■ Required task
Return all the data, word for word.

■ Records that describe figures
-.-.-

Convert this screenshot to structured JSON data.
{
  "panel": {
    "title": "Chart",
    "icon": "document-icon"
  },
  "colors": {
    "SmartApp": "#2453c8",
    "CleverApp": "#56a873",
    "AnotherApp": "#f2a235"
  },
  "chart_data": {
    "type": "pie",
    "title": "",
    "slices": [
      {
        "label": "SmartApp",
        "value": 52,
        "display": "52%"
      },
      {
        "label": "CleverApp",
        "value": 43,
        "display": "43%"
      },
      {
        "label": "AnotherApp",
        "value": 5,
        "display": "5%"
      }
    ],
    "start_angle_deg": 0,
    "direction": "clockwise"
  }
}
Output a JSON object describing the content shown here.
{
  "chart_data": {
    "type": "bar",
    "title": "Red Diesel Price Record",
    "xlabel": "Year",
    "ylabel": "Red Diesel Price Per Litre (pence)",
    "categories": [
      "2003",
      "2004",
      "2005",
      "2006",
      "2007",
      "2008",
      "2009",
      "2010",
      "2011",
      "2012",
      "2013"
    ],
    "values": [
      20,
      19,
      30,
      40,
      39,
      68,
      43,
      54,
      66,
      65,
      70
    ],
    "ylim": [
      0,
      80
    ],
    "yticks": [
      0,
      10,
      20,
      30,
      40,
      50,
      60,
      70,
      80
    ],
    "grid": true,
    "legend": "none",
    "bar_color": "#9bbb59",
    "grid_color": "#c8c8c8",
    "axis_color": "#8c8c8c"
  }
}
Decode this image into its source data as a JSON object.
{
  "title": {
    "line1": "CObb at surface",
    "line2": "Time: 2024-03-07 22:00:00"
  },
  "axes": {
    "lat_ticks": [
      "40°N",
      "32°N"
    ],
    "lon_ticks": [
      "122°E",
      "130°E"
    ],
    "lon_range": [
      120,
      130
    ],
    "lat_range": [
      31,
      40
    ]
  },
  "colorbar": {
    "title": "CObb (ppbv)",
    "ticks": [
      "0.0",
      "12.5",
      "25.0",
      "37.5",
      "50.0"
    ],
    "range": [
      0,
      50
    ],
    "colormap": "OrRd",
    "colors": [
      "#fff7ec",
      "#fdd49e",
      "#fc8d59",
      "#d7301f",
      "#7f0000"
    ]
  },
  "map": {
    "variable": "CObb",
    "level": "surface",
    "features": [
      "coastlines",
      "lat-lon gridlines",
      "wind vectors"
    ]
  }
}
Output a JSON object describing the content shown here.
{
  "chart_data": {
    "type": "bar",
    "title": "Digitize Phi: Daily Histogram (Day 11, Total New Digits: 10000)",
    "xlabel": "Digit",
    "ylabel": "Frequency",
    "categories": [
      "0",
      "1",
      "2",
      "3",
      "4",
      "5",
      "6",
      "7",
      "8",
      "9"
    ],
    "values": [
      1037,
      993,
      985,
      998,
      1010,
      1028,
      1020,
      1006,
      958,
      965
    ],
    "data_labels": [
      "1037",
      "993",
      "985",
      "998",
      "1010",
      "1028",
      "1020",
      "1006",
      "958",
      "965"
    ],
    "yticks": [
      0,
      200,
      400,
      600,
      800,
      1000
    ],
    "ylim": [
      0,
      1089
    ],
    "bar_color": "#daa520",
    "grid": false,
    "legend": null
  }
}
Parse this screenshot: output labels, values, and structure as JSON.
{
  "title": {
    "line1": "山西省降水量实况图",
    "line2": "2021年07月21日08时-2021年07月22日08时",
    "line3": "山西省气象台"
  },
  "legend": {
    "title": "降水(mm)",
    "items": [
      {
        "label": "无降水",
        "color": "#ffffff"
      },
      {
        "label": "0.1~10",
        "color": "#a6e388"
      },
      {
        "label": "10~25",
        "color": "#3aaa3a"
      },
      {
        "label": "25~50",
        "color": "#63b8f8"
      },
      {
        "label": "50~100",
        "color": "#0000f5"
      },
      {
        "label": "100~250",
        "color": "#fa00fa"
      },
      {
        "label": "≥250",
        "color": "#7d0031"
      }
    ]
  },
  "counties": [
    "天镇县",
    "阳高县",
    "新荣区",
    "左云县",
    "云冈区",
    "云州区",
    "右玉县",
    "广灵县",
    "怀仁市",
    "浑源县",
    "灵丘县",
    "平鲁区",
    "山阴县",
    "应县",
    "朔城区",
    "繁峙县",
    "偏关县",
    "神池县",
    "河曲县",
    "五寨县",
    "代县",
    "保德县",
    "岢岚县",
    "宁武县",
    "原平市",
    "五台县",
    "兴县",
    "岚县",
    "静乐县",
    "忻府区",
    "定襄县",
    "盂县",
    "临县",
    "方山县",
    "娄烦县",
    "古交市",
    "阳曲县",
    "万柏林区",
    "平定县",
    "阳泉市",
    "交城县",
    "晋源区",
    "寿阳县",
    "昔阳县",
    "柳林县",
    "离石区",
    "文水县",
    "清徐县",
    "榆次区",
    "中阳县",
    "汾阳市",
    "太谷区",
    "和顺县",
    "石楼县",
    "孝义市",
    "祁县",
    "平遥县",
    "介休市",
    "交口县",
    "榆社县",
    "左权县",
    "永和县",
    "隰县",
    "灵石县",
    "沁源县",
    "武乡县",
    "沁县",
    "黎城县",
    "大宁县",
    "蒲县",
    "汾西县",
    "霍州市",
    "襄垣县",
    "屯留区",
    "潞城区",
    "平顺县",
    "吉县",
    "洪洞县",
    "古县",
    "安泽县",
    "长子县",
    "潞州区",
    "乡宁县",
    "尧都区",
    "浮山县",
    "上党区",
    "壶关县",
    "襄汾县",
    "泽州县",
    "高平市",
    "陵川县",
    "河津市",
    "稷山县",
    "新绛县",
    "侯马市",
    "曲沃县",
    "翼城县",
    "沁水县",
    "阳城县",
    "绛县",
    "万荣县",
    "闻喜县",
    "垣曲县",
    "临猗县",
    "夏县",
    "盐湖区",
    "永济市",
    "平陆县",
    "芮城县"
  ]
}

-.-.-

■ Solved problem
Convert this screenshot to structured JSON data.
{
  "panel": {
    "title": "Chart",
    "icon": "document-icon"
  },
  "colors": {
    "SmartApp": "#2453c8",
    "CleverApp": "#56a873",
    "AnotherApp": "#f2a235"
  },
  "chart_data": {
    "type": "pie",
    "title": "",
    "slices": [
      {
        "label": "SmartApp",
        "value": 52,
        "display": "52%"
      },
      {
        "label": "CleverApp",
        "value": 43,
        "display": "43%"
      },
      {
        "label": "AnotherApp",
        "value": 5,
        "display": "5%"
      }
    ],
    "start_angle_deg": 0,
    "direction": "clockwise"
  }
}
Output a JSON object describing the content shown here.
{
  "chart_data": {
    "type": "bar",
    "title": "Red Diesel Price Record",
    "xlabel": "Year",
    "ylabel": "Red Diesel Price Per Litre (pence)",
    "categories": [
      "2003",
      "2004",
      "2005",
      "2006",
      "2007",
      "2008",
      "2009",
      "2010",
      "2011",
      "2012",
      "2013"
    ],
    "values": [
      20,
      19,
      30,
      40,
      39,
      68,
      43,
      54,
      66,
      65,
      70
    ],
    "ylim": [
      0,
      80
    ],
    "yticks": [
      0,
      10,
      20,
      30,
      40,
      50,
      60,
      70,
      80
    ],
    "grid": true,
    "legend": "none",
    "bar_color": "#9bbb59",
    "grid_color": "#c8c8c8",
    "axis_color": "#8c8c8c"
  }
}
Decode this image into its source data as a JSON object.
{
  "title": {
    "line1": "CObb at surface",
    "line2": "Time: 2024-03-07 22:00:00"
  },
  "axes": {
    "lat_ticks": [
      "40°N",
      "32°N"
    ],
    "lon_ticks": [
      "122°E",
      "130°E"
    ],
    "lon_range": [
      120,
      130
    ],
    "lat_range": [
      31,
      40
    ]
  },
  "colorbar": {
    "title": "CObb (ppbv)",
    "ticks": [
      "0.0",
      "12.5",
      "25.0",
      "37.5",
      "50.0"
    ],
    "range": [
      0,
      50
    ],
    "colormap": "OrRd",
    "colors": [
      "#fff7ec",
      "#fdd49e",
      "#fc8d59",
      "#d7301f",
      "#7f0000"
    ]
  },
  "map": {
    "variable": "CObb",
    "level": "surface",
    "features": [
      "coastlines",
      "lat-lon gridlines",
      "wind vectors"
    ]
  }
}
Output a JSON object describing the content shown here.
{
  "chart_data": {
    "type": "bar",
    "title": "Digitize Phi: Daily Histogram (Day 11, Total New Digits: 10000)",
    "xlabel": "Digit",
    "ylabel": "Frequency",
    "categories": [
      "0",
      "1",
      "2",
      "3",
      "4",
      "5",
      "6",
      "7",
      "8",
      "9"
    ],
    "values": [
      1037,
      993,
      985,
      998,
      1010,
      1028,
      1020,
      1006,
      958,
      965
    ],
    "data_labels": [
      "1037",
      "993",
      "985",
      "998",
      "1010",
      "1028",
      "1020",
      "1006",
      "958",
      "965"
    ],
    "yticks": [
      0,
      200,
      400,
      600,
      800,
      1000
    ],
    "ylim": [
      0,
      1089
    ],
    "bar_color": "#daa520",
    "grid": false,
    "legend": null
  }
}
Parse this screenshot: output labels, values, and structure as JSON.
{
  "title": {
    "line1": "山西省降水量实况图",
    "line2": "2021年07月21日08时-2021年07月22日08时",
    "line3": "山西省气象台"
  },
  "legend": {
    "title": "降水(mm)",
    "items": [
      {
        "label": "无降水",
        "color": "#ffffff"
      },
      {
        "label": "0.1~10",
        "color": "#a6e388"
      },
      {
        "label": "10~25",
        "color": "#3aaa3a"
      },
      {
        "label": "25~50",
        "color": "#63b8f8"
      },
      {
        "label": "50~100",
        "color": "#0000f5"
      },
      {
        "label": "100~250",
        "color": "#fa00fa"
      },
      {
        "label": "≥250",
        "color": "#7d0031"
      }
    ]
  },
  "counties": [
    "天镇县",
    "阳高县",
    "新荣区",
    "左云县",
    "云冈区",
    "云州区",
    "右玉县",
    "广灵县",
    "怀仁市",
    "浑源县",
    "灵丘县",
    "平鲁区",
    "山阴县",
    "应县",
    "朔城区",
    "繁峙县",
    "偏关县",
    "神池县",
    "河曲县",
    "五寨县",
    "代县",
    "保德县",
    "岢岚县",
    "宁武县",
    "原平市",
    "五台县",
    "兴县",
    "岚县",
    "静乐县",
    "忻府区",
    "定襄县",
    "盂县",
    "临县",
    "方山县",
    "娄烦县",
    "古交市",
    "阳曲县",
    "万柏林区",
    "平定县",
    "阳泉市",
    "交城县",
    "晋源区",
    "寿阳县",
    "昔阳县",
    "柳林县",
    "离石区",
    "文水县",
    "清徐县",
    "榆次区",
    "中阳县",
    "汾阳市",
    "太谷区",
    "和顺县",
    "石楼县",
    "孝义市",
    "祁县",
    "平遥县",
    "介休市",
    "交口县",
    "榆社县",
    "左权县",
    "永和县",
    "隰县",
    "灵石县",
    "沁源县",
    "武乡县",
    "沁县",
    "黎城县",
    "大宁县",
    "蒲县",
    "汾西县",
    "霍州市",
    "襄垣县",
    "屯留区",
    "潞城区",
    "平顺县",
    "吉县",
    "洪洞县",
    "古县",
    "安泽县",
    "长子县",
    "潞州区",
    "乡宁县",
    "尧都区",
    "浮山县",
    "上党区",
    "壶关县",
    "襄汾县",
    "泽州县",
    "高平市",
    "陵川县",
    "河津市",
    "稷山县",
    "新绛县",
    "侯马市",
    "曲沃县",
    "翼城县",
    "沁水县",
    "阳城县",
    "绛县",
    "万荣县",
    "闻喜县",
    "垣曲县",
    "临猗县",
    "夏县",
    "盐湖区",
    "永济市",
    "平陆县",
    "芮城县"
  ]
}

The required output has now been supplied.